* Start Extracted records *

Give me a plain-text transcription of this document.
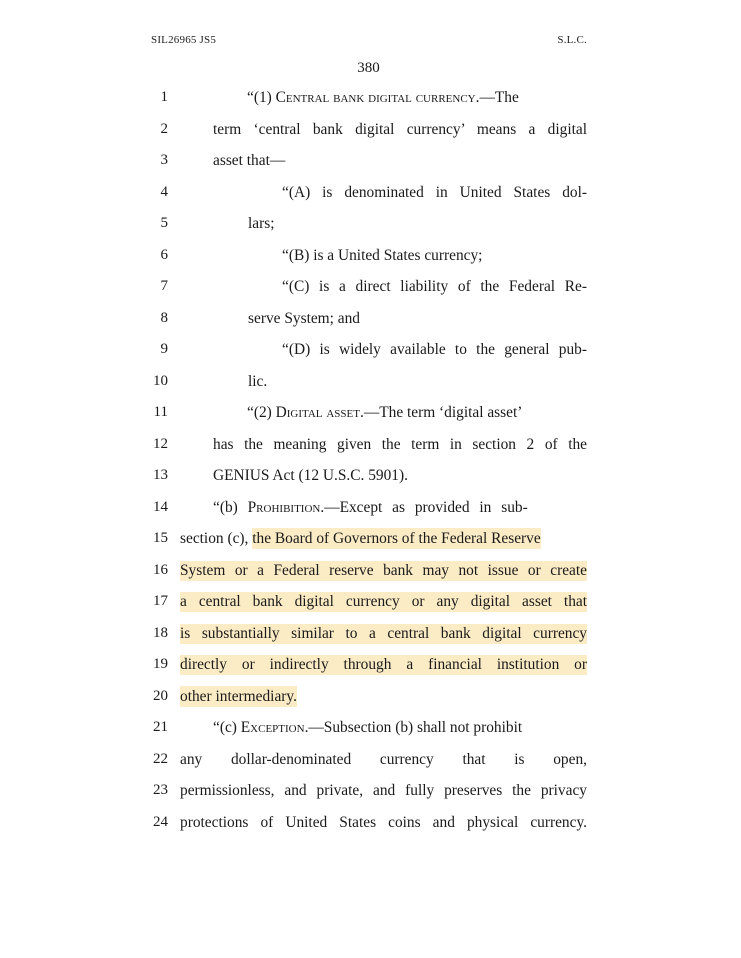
SIL26965 JS5	S.L.C.
380
1	“(1) Central bank digital currency.—The
2	term ‘central bank digital currency’ means a digital
3	asset that—
4	“(A) is denominated in United States dol-
5	lars;
6	“(B) is a United States currency;
7	“(C) is a direct liability of the Federal Re-
8	serve System; and
9	“(D) is widely available to the general pub-
10	lic.
11	“(2) Digital asset.—The term ‘digital asset’
12	has the meaning given the term in section 2 of the
13	GENIUS Act (12 U.S.C. 5901).
14	“(b) Prohibition.—Except as provided in sub-
15 section (c), the Board of Governors of the Federal Reserve
16 System or a Federal reserve bank may not issue or create
17 a central bank digital currency or any digital asset that
18 is substantially similar to a central bank digital currency
19 directly or indirectly through a financial institution or
20 other intermediary.
21	“(c) Exception.—Subsection (b) shall not prohibit
22 any dollar-denominated currency that is open,
23 permissionless, and private, and fully preserves the privacy
24 protections of United States coins and physical currency.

* End Extracted records *

Request – Transcribe the records above verbatim. Do not carry over any picture.

Result of this exercise –
Give me a plain-text transcription of this document.
SIL26965 JS5	S.L.C.
380
1	“(1) Central bank digital currency.—The
2	term ‘central bank digital currency’ means a digital
3	asset that—
4	“(A) is denominated in United States dol-
5	lars;
6	“(B) is a United States currency;
7	“(C) is a direct liability of the Federal Re-
8	serve System; and
9	“(D) is widely available to the general pub-
10	lic.
11	“(2) Digital asset.—The term ‘digital asset’
12	has the meaning given the term in section 2 of the
13	GENIUS Act (12 U.S.C. 5901).
14	“(b) Prohibition.—Except as provided in sub-
15 section (c), the Board of Governors of the Federal Reserve
16 System or a Federal reserve bank may not issue or create
17 a central bank digital currency or any digital asset that
18 is substantially similar to a central bank digital currency
19 directly or indirectly through a financial institution or
20 other intermediary.
21	“(c) Exception.—Subsection (b) shall not prohibit
22 any dollar-denominated currency that is open,
23 permissionless, and private, and fully preserves the privacy
24 protections of United States coins and physical currency.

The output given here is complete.